-- start of Supplied material --
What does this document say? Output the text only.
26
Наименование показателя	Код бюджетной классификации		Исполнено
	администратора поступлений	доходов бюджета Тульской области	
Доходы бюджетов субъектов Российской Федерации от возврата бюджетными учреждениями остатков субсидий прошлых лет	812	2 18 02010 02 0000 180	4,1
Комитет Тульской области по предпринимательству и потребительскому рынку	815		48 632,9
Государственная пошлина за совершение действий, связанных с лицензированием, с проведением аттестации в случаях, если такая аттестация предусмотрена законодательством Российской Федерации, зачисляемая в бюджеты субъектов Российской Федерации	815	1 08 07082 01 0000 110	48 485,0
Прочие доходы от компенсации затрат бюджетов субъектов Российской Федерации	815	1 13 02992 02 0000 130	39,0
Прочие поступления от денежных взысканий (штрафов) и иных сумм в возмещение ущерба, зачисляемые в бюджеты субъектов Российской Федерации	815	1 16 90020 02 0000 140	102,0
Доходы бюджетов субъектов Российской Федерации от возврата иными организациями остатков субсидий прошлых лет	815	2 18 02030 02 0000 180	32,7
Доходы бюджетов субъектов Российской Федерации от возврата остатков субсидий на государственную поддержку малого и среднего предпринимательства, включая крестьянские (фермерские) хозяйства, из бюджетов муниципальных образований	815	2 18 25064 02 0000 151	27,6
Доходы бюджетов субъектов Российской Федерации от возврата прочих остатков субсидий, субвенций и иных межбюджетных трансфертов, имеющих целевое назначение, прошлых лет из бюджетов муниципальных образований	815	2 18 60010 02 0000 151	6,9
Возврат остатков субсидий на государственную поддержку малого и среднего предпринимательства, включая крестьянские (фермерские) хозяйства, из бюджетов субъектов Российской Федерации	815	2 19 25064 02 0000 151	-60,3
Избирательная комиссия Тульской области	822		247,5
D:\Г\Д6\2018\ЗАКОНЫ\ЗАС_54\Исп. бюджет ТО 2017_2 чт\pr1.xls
-- end of Supplied material --
Written instruction:
Where a line holds "возврата", copy it out.

Response to the task:
Доходы бюджетов субъектов Российской Федерации от возврата бюджетными учреждениями остатков субсидий прошлых лет	812	2 18 02010 02 0000 180	4,1
Доходы бюджетов субъектов Российской Федерации от возврата иными организациями остатков субсидий прошлых лет	815	2 18 02030 02 0000 180	32,7
Доходы бюджетов субъектов Российской Федерации от возврата остатков субсидий на государственную поддержку малого и среднего предпринимательства, включая крестьянские (фермерские) хозяйства, из бюджетов муниципальных образований	815	2 18 25064 02 0000 151	27,6
Доходы бюджетов субъектов Российской Федерации от возврата прочих остатков субсидий, субвенций и иных межбюджетных трансфертов, имеющих целевое назначение, прошлых лет из бюджетов муниципальных образований	815	2 18 60010 02 0000 151	6,9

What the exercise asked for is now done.